* start Entries provided *

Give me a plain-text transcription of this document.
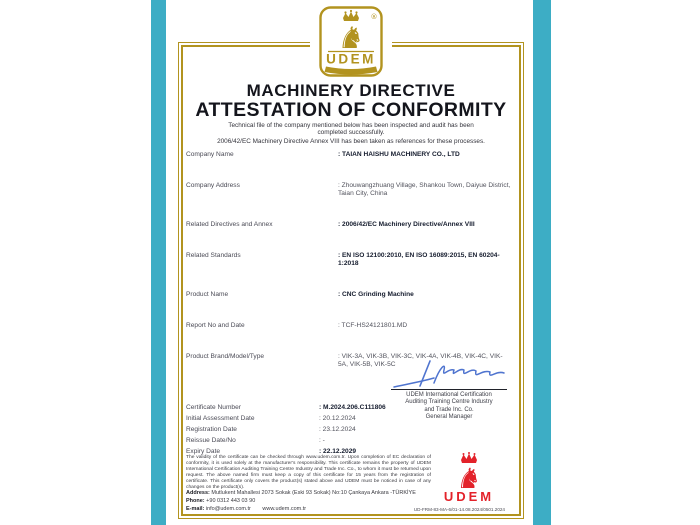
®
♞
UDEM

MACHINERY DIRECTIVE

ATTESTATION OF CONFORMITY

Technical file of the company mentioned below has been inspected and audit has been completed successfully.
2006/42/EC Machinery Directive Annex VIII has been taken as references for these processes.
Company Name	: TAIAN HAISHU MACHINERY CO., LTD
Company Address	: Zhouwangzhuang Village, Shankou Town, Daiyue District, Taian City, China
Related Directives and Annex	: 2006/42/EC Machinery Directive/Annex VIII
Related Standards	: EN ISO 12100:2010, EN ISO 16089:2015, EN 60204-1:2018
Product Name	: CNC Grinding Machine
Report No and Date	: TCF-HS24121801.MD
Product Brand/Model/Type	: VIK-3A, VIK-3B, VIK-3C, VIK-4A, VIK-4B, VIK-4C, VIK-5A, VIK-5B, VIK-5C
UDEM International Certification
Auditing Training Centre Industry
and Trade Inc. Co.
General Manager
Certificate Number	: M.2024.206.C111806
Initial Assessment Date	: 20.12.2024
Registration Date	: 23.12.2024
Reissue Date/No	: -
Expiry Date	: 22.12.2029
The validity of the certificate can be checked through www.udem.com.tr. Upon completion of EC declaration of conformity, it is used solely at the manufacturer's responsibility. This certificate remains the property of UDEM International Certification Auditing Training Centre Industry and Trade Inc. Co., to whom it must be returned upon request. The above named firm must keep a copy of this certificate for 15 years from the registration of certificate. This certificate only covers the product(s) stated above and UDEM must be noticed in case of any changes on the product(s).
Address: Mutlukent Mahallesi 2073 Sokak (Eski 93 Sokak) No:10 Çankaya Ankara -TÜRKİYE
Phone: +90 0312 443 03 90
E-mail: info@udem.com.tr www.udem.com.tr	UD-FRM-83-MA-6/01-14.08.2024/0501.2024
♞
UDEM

* end Entries provided *
* start Entries provided *

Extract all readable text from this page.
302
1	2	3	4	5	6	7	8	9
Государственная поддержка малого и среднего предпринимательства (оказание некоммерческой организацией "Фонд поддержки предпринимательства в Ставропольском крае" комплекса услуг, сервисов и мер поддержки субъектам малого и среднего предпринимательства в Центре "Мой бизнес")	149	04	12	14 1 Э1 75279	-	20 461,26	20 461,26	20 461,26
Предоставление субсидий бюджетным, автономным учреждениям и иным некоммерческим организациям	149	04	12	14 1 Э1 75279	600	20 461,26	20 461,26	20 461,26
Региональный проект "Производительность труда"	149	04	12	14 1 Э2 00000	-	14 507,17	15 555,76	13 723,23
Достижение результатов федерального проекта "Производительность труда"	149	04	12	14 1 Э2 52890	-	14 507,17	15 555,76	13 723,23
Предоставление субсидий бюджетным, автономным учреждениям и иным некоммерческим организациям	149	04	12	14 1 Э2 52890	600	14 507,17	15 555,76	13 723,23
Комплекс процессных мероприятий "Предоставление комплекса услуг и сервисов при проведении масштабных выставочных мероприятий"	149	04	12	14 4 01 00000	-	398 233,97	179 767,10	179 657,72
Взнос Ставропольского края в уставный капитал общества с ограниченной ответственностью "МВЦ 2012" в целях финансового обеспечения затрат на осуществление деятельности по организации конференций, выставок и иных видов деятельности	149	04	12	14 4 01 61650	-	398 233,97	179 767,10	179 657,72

* end Entries provided *

* **Problem to work on**: Show the lines of the records that contain the word "комплекса".

* **Task answer**:
Государственная поддержка малого и среднего предпринимательства (оказание некоммерческой организацией "Фонд поддержки предпринимательства в Ставропольском крае" комплекса услуг, сервисов и мер поддержки субъектам малого и среднего предпринимательства в Центре "Мой бизнес")	149	04	12	14 1 Э1 75279	-	20 461,26	20 461,26	20 461,26
Комплекс процессных мероприятий "Предоставление комплекса услуг и сервисов при проведении масштабных выставочных мероприятий"	149	04	12	14 4 01 00000	-	398 233,97	179 767,10	179 657,72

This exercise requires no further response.